[Figure collection entries]
++++
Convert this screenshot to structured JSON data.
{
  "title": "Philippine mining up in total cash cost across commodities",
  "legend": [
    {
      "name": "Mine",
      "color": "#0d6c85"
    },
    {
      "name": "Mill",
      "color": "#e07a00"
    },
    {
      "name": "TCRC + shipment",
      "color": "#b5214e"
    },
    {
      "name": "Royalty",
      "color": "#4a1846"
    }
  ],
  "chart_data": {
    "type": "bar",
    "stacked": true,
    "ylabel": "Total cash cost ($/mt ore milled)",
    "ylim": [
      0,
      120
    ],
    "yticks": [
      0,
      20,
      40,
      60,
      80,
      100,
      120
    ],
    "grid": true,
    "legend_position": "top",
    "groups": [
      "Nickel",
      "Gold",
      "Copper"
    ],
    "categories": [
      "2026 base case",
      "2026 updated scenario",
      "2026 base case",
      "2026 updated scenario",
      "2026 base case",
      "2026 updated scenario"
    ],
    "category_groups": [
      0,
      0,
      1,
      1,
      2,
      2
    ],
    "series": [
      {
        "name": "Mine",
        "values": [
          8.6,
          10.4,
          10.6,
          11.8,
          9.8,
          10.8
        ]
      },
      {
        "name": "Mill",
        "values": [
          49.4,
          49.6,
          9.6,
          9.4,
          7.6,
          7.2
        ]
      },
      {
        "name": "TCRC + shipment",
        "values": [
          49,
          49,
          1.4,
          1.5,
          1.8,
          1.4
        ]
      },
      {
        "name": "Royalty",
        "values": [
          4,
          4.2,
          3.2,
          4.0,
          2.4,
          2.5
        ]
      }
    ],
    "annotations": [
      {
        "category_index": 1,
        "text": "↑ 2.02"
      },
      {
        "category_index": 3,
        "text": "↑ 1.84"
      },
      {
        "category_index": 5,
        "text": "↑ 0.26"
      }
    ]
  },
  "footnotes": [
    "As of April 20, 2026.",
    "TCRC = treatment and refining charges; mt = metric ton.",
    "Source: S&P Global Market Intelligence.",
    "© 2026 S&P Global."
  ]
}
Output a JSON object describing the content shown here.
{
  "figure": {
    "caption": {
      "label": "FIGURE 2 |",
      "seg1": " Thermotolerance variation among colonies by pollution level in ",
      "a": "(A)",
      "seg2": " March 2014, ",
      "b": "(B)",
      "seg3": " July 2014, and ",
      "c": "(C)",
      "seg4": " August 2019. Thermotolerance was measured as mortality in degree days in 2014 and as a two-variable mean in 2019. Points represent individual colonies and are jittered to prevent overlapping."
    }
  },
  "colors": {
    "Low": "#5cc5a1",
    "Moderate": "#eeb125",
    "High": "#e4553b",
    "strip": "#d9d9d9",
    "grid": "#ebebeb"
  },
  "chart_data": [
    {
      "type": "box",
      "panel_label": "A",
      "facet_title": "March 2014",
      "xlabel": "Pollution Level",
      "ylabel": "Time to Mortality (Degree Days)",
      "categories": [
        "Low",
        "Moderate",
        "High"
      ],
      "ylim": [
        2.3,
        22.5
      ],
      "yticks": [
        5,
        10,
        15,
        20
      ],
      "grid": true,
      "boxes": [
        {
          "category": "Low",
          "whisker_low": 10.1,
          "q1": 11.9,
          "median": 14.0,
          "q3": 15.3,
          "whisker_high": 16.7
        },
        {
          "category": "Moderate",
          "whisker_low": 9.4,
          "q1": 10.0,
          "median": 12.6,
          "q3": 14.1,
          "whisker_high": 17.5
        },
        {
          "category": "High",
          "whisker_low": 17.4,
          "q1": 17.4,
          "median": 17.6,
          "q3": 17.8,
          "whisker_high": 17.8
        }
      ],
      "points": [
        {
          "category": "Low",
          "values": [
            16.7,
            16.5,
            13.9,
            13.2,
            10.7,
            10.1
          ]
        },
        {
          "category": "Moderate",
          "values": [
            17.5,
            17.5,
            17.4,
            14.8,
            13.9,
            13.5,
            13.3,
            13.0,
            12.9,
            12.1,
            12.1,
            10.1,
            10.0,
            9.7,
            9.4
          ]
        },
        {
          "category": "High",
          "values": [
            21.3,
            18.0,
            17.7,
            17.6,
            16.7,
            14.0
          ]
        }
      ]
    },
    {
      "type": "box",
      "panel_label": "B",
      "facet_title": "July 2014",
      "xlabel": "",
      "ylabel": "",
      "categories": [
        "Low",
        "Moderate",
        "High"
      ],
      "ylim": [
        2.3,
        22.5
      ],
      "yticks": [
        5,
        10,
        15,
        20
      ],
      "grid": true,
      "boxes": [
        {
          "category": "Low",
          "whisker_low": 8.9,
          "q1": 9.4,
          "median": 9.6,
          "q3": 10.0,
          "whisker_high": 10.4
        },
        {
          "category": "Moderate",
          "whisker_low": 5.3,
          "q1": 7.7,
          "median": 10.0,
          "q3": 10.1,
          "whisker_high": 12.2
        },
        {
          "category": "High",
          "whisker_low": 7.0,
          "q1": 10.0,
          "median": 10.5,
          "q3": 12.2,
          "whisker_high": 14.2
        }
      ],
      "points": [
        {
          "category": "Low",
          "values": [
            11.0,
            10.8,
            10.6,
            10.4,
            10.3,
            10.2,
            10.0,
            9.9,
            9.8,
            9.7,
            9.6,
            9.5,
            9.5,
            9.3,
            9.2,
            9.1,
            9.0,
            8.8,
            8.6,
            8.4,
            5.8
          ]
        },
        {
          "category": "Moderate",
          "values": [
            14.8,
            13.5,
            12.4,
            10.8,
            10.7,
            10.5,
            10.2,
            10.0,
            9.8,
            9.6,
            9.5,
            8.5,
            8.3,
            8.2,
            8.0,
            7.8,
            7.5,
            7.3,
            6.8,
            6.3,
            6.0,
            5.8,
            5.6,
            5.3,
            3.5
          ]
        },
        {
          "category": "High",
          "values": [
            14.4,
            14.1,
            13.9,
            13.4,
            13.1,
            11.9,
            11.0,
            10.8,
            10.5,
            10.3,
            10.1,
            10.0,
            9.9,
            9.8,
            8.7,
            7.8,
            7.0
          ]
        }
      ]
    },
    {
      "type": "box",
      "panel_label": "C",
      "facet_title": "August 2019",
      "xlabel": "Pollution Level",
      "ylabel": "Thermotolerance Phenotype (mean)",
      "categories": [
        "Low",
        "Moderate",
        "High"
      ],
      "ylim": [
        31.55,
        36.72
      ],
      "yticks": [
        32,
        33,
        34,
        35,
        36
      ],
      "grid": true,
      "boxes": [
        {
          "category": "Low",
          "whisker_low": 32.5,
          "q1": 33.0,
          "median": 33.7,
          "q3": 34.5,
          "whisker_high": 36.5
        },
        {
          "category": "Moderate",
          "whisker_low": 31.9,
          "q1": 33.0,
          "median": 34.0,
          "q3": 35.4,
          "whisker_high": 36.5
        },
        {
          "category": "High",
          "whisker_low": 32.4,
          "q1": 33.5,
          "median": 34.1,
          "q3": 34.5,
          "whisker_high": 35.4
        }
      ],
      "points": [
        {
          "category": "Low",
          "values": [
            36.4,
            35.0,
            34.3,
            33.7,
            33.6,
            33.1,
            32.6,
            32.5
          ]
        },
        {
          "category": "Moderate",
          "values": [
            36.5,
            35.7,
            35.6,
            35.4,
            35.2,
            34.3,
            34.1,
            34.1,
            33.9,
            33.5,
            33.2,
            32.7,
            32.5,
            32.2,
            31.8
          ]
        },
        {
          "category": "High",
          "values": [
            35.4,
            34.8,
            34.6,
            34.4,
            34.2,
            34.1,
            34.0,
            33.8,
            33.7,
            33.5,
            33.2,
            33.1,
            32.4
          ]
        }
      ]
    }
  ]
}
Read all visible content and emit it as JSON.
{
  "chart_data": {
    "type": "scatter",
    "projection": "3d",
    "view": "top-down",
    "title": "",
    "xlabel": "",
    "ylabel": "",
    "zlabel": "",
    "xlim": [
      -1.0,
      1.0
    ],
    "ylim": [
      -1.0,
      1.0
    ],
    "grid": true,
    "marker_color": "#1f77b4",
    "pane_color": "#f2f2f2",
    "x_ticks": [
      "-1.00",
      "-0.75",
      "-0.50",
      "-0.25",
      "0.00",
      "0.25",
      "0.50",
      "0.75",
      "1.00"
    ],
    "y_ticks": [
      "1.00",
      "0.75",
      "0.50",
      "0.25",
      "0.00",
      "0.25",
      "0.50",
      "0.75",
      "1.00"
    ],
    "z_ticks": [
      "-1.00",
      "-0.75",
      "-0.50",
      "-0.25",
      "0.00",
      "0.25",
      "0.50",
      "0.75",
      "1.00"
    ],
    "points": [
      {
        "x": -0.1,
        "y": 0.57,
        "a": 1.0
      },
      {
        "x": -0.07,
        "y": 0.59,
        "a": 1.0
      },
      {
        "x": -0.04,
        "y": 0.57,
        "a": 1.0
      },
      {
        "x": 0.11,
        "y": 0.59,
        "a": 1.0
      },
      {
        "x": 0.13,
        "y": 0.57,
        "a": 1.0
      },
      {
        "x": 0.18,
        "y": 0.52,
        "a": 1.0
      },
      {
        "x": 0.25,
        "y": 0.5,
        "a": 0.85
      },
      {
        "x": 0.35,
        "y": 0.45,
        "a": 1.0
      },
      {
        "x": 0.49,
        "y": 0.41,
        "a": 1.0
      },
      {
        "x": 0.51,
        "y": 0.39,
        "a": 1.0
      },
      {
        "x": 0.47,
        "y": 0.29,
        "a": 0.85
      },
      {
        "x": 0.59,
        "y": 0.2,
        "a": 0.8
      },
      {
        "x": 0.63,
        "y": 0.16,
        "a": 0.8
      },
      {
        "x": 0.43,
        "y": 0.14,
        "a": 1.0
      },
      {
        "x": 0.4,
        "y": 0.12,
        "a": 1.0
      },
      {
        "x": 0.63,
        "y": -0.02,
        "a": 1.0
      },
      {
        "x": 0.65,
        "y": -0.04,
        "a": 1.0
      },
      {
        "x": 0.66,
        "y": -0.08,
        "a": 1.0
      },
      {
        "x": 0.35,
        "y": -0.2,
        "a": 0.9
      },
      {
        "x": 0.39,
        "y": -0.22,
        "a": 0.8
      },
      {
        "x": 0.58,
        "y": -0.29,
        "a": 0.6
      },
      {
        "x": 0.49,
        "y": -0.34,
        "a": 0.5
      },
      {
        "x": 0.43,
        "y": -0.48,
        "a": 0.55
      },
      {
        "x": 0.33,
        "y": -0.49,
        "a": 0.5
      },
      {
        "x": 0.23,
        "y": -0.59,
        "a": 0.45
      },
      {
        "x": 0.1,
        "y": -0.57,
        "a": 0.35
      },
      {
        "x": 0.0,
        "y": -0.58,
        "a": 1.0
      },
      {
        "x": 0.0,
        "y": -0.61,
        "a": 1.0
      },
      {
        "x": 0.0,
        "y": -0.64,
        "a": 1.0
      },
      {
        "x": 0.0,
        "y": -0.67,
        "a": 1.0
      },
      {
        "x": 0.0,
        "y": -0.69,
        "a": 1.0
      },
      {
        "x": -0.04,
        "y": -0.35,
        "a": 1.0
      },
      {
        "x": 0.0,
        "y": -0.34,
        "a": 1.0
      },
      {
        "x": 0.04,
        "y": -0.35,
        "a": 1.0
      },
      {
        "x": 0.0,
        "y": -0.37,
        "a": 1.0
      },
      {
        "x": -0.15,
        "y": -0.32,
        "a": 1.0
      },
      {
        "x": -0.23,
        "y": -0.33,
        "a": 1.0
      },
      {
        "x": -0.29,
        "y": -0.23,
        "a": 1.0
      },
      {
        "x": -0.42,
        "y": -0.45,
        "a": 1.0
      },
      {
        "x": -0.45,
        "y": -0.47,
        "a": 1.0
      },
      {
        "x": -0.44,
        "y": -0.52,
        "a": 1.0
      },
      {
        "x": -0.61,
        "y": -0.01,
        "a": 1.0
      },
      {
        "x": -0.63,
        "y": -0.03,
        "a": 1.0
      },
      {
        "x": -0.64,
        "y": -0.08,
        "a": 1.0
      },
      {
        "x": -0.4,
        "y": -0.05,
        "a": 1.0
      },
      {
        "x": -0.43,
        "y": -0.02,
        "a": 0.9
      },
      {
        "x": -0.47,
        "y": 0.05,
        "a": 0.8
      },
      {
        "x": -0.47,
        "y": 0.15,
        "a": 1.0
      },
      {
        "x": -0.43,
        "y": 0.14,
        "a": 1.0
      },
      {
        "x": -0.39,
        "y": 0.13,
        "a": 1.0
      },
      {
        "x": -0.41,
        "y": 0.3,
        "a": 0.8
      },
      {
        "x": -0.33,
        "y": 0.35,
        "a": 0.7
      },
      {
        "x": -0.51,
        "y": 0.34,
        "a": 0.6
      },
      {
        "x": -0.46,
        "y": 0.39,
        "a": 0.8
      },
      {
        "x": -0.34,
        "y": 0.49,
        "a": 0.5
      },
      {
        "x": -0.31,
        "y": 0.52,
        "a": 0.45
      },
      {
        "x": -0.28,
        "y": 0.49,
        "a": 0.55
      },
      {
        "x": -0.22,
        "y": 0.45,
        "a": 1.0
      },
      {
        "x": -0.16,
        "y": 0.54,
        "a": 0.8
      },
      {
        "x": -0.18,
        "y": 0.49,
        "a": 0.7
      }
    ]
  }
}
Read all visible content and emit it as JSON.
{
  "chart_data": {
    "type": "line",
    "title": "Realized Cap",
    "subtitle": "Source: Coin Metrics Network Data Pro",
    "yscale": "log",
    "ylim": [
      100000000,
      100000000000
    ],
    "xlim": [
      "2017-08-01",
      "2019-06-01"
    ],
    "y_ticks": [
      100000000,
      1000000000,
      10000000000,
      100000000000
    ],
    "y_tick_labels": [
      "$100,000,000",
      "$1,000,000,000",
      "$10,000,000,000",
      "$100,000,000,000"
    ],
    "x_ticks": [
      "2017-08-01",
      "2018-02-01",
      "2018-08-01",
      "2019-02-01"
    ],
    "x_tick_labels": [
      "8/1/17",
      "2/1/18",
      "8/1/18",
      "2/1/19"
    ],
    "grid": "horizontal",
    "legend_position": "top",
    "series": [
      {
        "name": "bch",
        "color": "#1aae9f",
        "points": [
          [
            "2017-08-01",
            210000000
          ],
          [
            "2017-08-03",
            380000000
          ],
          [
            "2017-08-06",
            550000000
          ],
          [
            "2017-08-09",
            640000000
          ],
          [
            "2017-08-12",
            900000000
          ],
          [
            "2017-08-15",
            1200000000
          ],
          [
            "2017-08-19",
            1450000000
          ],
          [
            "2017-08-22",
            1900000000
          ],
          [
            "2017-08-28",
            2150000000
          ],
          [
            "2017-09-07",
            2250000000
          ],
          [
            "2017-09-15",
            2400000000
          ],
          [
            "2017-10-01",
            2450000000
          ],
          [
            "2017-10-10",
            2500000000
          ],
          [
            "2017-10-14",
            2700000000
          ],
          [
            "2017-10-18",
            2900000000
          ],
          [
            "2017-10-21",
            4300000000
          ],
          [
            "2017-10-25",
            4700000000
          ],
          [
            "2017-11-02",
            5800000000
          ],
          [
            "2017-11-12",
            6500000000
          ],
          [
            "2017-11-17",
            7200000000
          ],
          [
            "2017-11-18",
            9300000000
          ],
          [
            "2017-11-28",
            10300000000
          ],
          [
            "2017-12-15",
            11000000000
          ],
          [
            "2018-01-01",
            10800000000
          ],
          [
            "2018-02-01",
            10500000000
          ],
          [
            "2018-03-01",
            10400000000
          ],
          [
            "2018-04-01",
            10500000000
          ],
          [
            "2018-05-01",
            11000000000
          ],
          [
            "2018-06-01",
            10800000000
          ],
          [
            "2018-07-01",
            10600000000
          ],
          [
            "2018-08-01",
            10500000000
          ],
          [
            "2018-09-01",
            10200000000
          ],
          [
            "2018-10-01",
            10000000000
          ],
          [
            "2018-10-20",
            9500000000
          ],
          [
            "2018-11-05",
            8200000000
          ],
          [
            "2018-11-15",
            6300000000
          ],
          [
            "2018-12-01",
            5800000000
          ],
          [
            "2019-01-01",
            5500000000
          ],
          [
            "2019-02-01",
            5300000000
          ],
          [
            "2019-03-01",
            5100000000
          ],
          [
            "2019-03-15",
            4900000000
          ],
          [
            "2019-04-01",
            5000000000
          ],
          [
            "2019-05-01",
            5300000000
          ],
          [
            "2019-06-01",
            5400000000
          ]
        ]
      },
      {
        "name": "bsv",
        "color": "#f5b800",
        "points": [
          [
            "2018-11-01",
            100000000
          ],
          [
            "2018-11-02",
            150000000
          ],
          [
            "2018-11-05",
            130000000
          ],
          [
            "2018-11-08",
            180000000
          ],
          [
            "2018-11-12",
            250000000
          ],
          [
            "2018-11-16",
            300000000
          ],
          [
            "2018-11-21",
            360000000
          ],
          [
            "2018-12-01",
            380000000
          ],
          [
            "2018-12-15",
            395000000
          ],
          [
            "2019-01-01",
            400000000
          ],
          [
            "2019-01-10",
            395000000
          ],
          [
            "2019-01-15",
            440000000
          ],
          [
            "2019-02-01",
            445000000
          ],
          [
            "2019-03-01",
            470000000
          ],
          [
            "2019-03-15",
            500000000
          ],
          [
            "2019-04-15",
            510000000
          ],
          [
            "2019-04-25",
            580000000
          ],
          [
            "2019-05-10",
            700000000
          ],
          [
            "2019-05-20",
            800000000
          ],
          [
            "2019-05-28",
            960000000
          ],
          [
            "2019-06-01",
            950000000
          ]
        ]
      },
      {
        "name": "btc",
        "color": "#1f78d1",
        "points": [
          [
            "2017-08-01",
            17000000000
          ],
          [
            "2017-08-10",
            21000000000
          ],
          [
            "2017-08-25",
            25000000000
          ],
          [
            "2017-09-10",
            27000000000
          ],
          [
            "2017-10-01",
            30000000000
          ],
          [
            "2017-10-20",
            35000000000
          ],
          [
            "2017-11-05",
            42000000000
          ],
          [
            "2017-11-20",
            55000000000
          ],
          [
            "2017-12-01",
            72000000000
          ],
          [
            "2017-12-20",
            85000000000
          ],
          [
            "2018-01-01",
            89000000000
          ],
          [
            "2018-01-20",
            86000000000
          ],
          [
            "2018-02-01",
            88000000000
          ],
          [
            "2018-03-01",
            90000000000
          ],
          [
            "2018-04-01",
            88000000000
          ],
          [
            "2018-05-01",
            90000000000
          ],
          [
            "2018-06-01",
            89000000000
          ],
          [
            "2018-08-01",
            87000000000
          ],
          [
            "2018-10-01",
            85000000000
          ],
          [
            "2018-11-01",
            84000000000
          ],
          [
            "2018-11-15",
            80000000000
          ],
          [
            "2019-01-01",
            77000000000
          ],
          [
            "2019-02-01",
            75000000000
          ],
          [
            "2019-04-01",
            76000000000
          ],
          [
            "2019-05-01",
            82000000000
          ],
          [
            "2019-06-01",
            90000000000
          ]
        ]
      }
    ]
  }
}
++++
_EXERCISE BRIEF:_
Read through the lines above and collect those that contain the string "median".

_TASK ANSWER:_
          "median": 14.0,
          "median": 12.6,
          "median": 17.6,
          "median": 9.6,
          "median": 10.0,
          "median": 10.5,
          "median": 33.7,
          "median": 34.0,
          "median": 34.1,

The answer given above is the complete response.